▶ _Task requirements_
Here are some records; quote them exactly, leaving out the pictures.

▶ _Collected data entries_
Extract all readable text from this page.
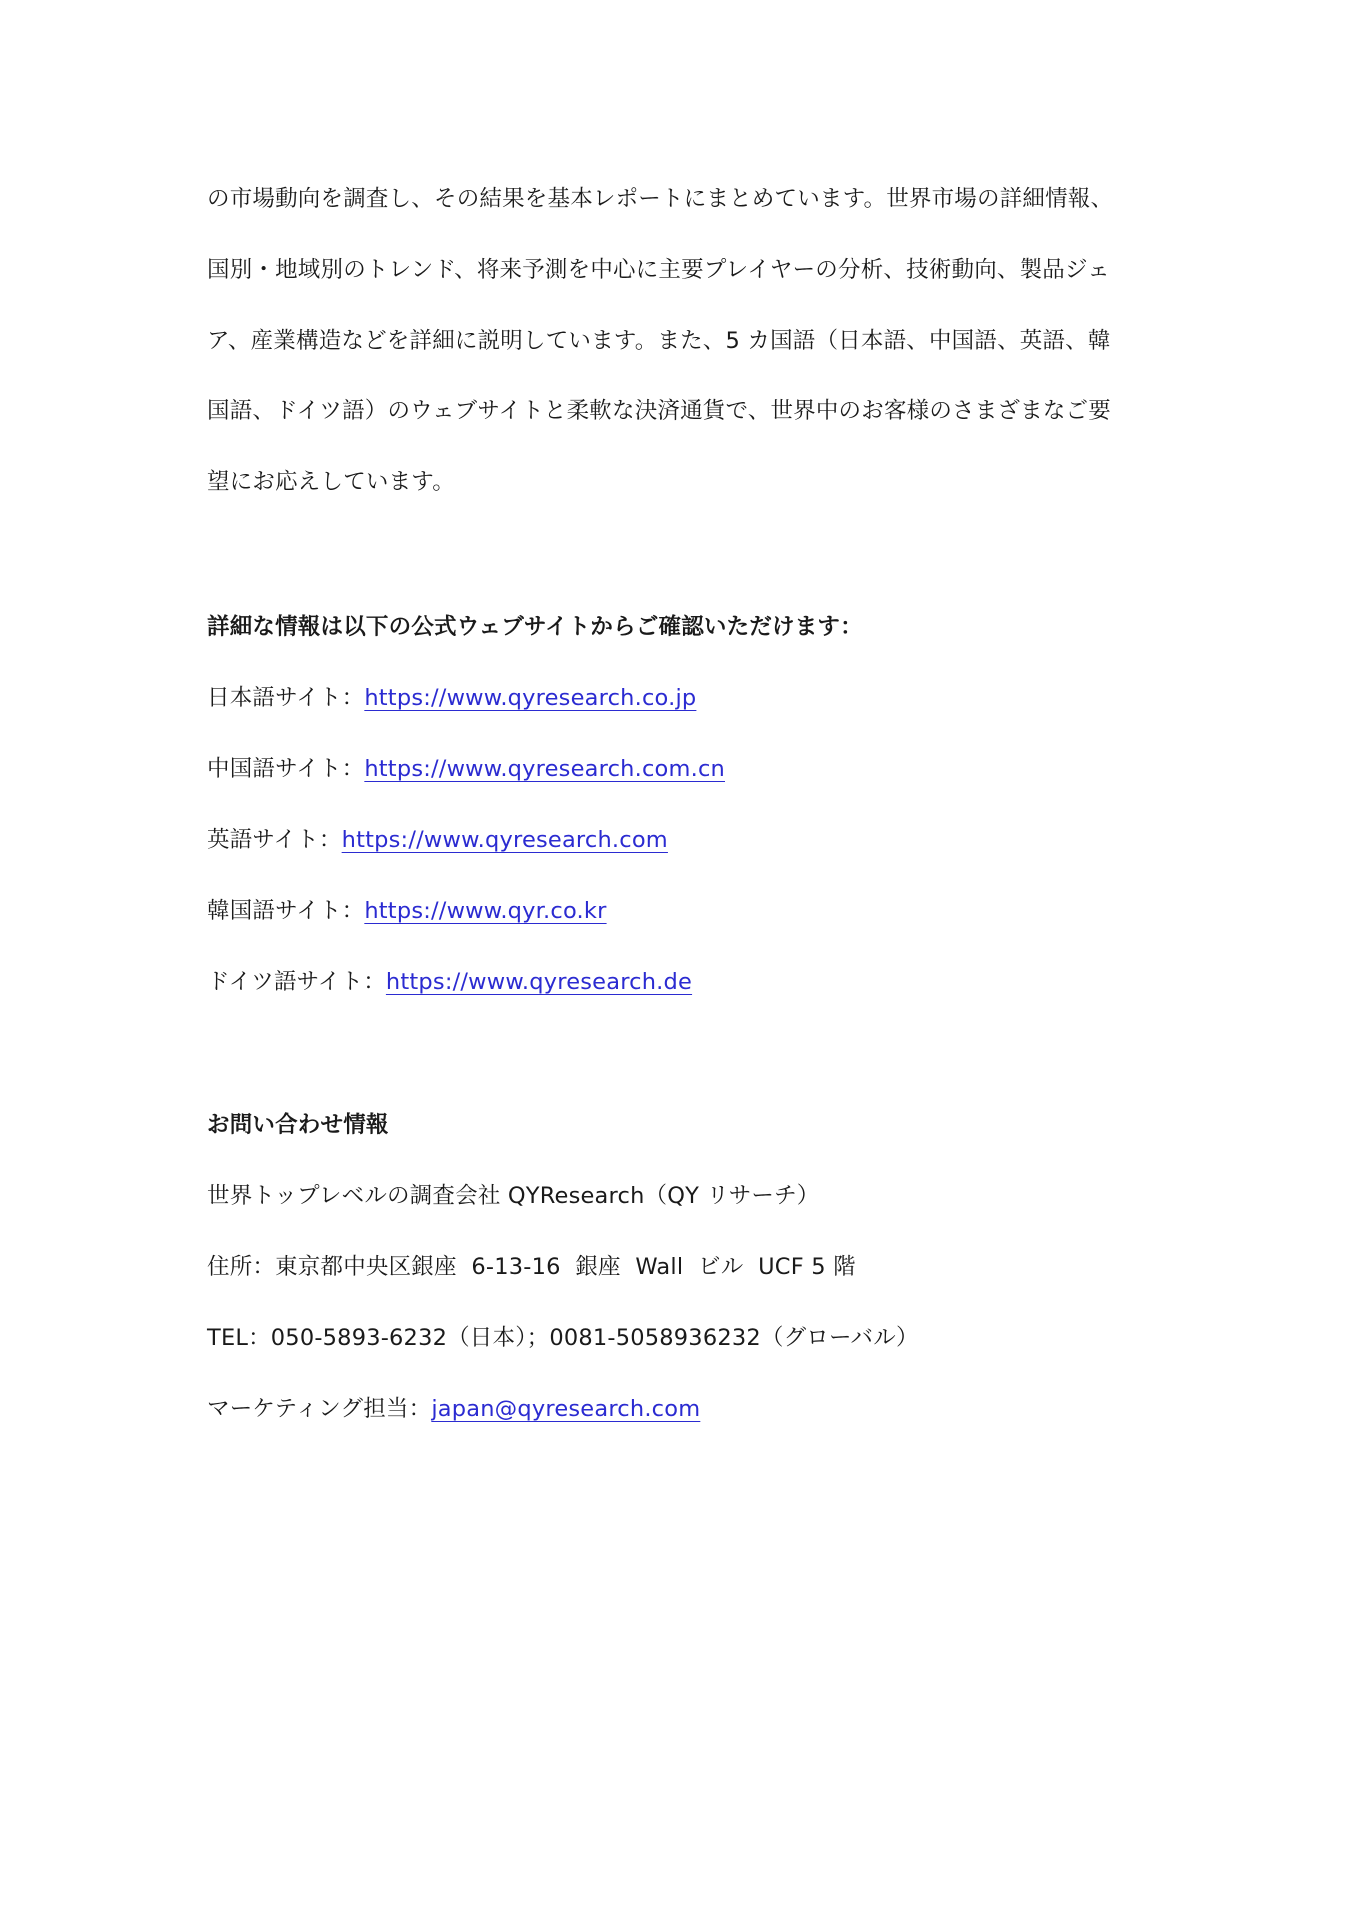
の市場動向を調査し、その結果を基本レポートにまとめています。世界市場の詳細情報、
国別・地域別のトレンド、将来予測を中心に主要プレイヤーの分析、技術動向、製品ジェ
ア、産業構造などを詳細に説明しています。また、5 カ国語（日本語、中国語、英語、韓
国語、ドイツ語）のウェブサイトと柔軟な決済通貨で、世界中のお客様のさまざまなご要
望にお応えしています。
詳細な情報は以下の公式ウェブサイトからご確認いただけます：
日本語サイト：https://www.qyresearch.co.jp
中国語サイト：https://www.qyresearch.com.cn
英語サイト：https://www.qyresearch.com
韓国語サイト：https://www.qyr.co.kr
ドイツ語サイト：https://www.qyresearch.de
お問い合わせ情報
世界トップレベルの調査会社 QYResearch（QY リサーチ）
住所：東京都中央区銀座  6-13-16  銀座  Wall  ビル  UCF 5 階
TEL：050-5893-6232（日本）；0081-5058936232（グローバル）
マーケティング担当：japan@qyresearch.com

▶ _Problem solution_
Extract all readable text from this page.
の市場動向を調査し、その結果を基本レポートにまとめています。世界市場の詳細情報、
国別・地域別のトレンド、将来予測を中心に主要プレイヤーの分析、技術動向、製品ジェ
ア、産業構造などを詳細に説明しています。また、5 カ国語（日本語、中国語、英語、韓
国語、ドイツ語）のウェブサイトと柔軟な決済通貨で、世界中のお客様のさまざまなご要
望にお応えしています。
詳細な情報は以下の公式ウェブサイトからご確認いただけます：
日本語サイト：https://www.qyresearch.co.jp
中国語サイト：https://www.qyresearch.com.cn
英語サイト：https://www.qyresearch.com
韓国語サイト：https://www.qyr.co.kr
ドイツ語サイト：https://www.qyresearch.de
お問い合わせ情報
世界トップレベルの調査会社 QYResearch（QY リサーチ）
住所：東京都中央区銀座  6-13-16  銀座  Wall  ビル  UCF 5 階
TEL：050-5893-6232（日本）；0081-5058936232（グローバル）
マーケティング担当：japan@qyresearch.com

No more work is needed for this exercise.